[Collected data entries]
--------------------

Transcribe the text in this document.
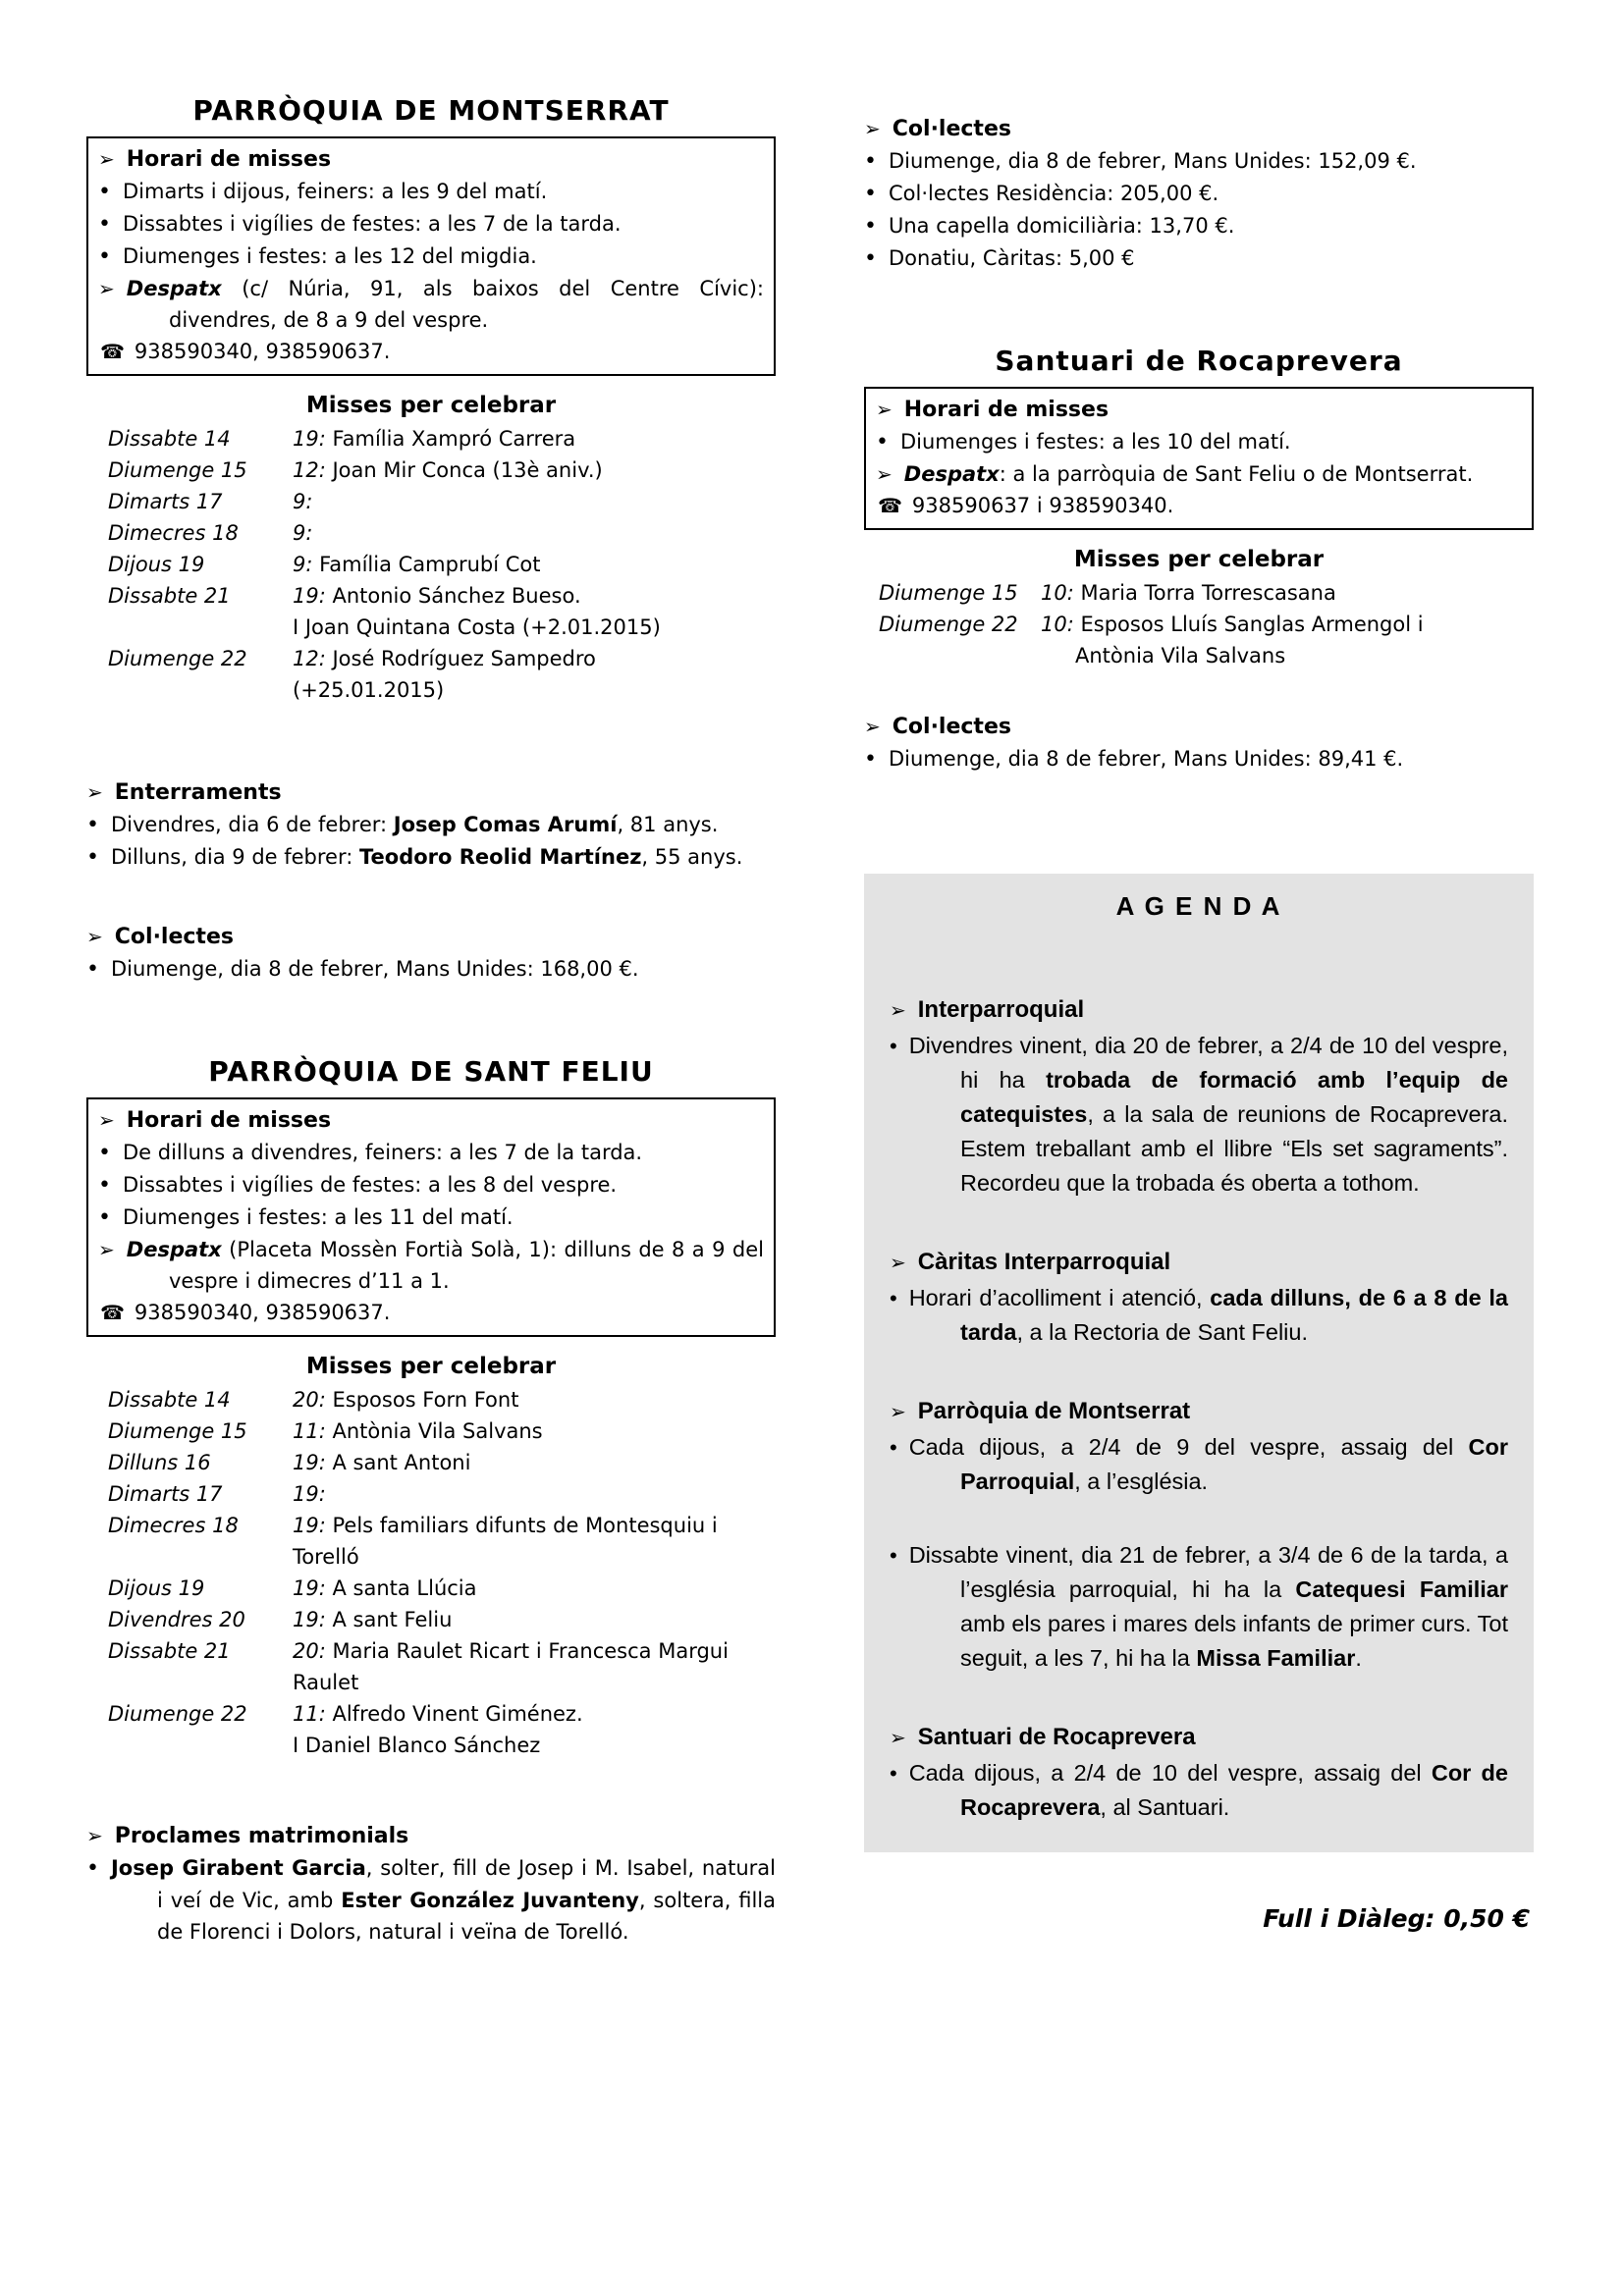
PARRÒQUIA DE MONTSERRAT
➢ Horari de misses
• Dimarts i dijous, feiners: a les 9 del matí.
• Dissabtes i vigílies de festes: a les 7 de la tarda.
• Diumenges i festes: a les 12 del migdia.
➢ Despatx (c/ Núria, 91, als baixos del Centre Cívic): divendres, de 8 a 9 del vespre.
☎ 938590340, 938590637.
Misses per celebrar
Dissabte 14	19: Família Xampró Carrera
Diumenge 15	12: Joan Mir Conca (13è aniv.)
Dimarts 17	9:
Dimecres 18	9:
Dijous 19	9: Família Camprubí Cot
Dissabte 21	19: Antonio Sánchez Bueso.
I Joan Quintana Costa (+2.01.2015)
Diumenge 22	12: José Rodríguez Sampedro
(+25.01.2015)
➢ Enterraments
• Divendres, dia 6 de febrer: Josep Comas Arumí, 81 anys.
• Dilluns, dia 9 de febrer: Teodoro Reolid Martínez, 55 anys.
➢ Col·lectes
• Diumenge, dia 8 de febrer, Mans Unides: 168,00 €.
PARRÒQUIA DE SANT FELIU
➢ Horari de misses
• De dilluns a divendres, feiners: a les 7 de la tarda.
• Dissabtes i vigílies de festes: a les 8 del vespre.
• Diumenges i festes: a les 11 del matí.
➢ Despatx (Placeta Mossèn Fortià Solà, 1): dilluns de 8 a 9 del vespre i dimecres d’11 a 1.
☎ 938590340, 938590637.
Misses per celebrar
Dissabte 14	20: Esposos Forn Font
Diumenge 15	11: Antònia Vila Salvans
Dilluns 16	19: A sant Antoni
Dimarts 17	19:
Dimecres 18	19: Pels familiars difunts de Montesquiu i
Torelló
Dijous 19	19: A santa Llúcia
Divendres 20	19: A sant Feliu
Dissabte 21	20: Maria Raulet Ricart i Francesca Margui
Raulet
Diumenge 22	11: Alfredo Vinent Giménez.
I Daniel Blanco Sánchez
➢ Proclames matrimonials
• Josep Girabent Garcia, solter, fill de Josep i M. Isabel, natural i veí de Vic, amb Ester González Juvanteny, soltera, filla de Florenci i Dolors, natural i veïna de Torelló.
➢ Col·lectes
• Diumenge, dia 8 de febrer, Mans Unides: 152,09 €.
• Col·lectes Residència: 205,00 €.
• Una capella domiciliària: 13,70 €.
• Donatiu, Càritas: 5,00 €
Santuari de Rocaprevera
➢ Horari de misses
• Diumenges i festes: a les 10 del matí.
➢ Despatx: a la parròquia de Sant Feliu o de Montserrat.
☎ 938590637 i 938590340.
Misses per celebrar
Diumenge 15	10: Maria Torra Torrescasana
Diumenge 22	10: Esposos Lluís Sanglas Armengol i
Antònia Vila Salvans
➢ Col·lectes
• Diumenge, dia 8 de febrer, Mans Unides: 89,41 €.
A G E N D A
➢ Interparroquial
• Divendres vinent, dia 20 de febrer, a 2/4 de 10 del vespre, hi ha trobada de formació amb l’equip de catequistes, a la sala de reunions de Rocaprevera. Estem treballant amb el llibre “Els set sagraments”. Recordeu que la trobada és oberta a tothom.
➢ Càritas Interparroquial
• Horari d’acolliment i atenció, cada dilluns, de 6 a 8 de la tarda, a la Rectoria de Sant Feliu.
➢ Parròquia de Montserrat
• Cada dijous, a 2/4 de 9 del vespre, assaig del Cor Parroquial, a l’església.
• Dissabte vinent, dia 21 de febrer, a 3/4 de 6 de la tarda, a l’església parroquial, hi ha la Catequesi Familiar amb els pares i mares dels infants de primer curs. Tot seguit, a les 7, hi ha la Missa Familiar.
➢ Santuari de Rocaprevera
• Cada dijous, a 2/4 de 10 del vespre, assaig del Cor de Rocaprevera, al Santuari.
Full i Diàleg: 0,50 €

--------------------

[Problem] Pull out each line of the entries that contains "Esposos".

[Answer in full]
Dissabte 14	20: Esposos Forn Font
Diumenge 22	10: Esposos Lluís Sanglas Armengol i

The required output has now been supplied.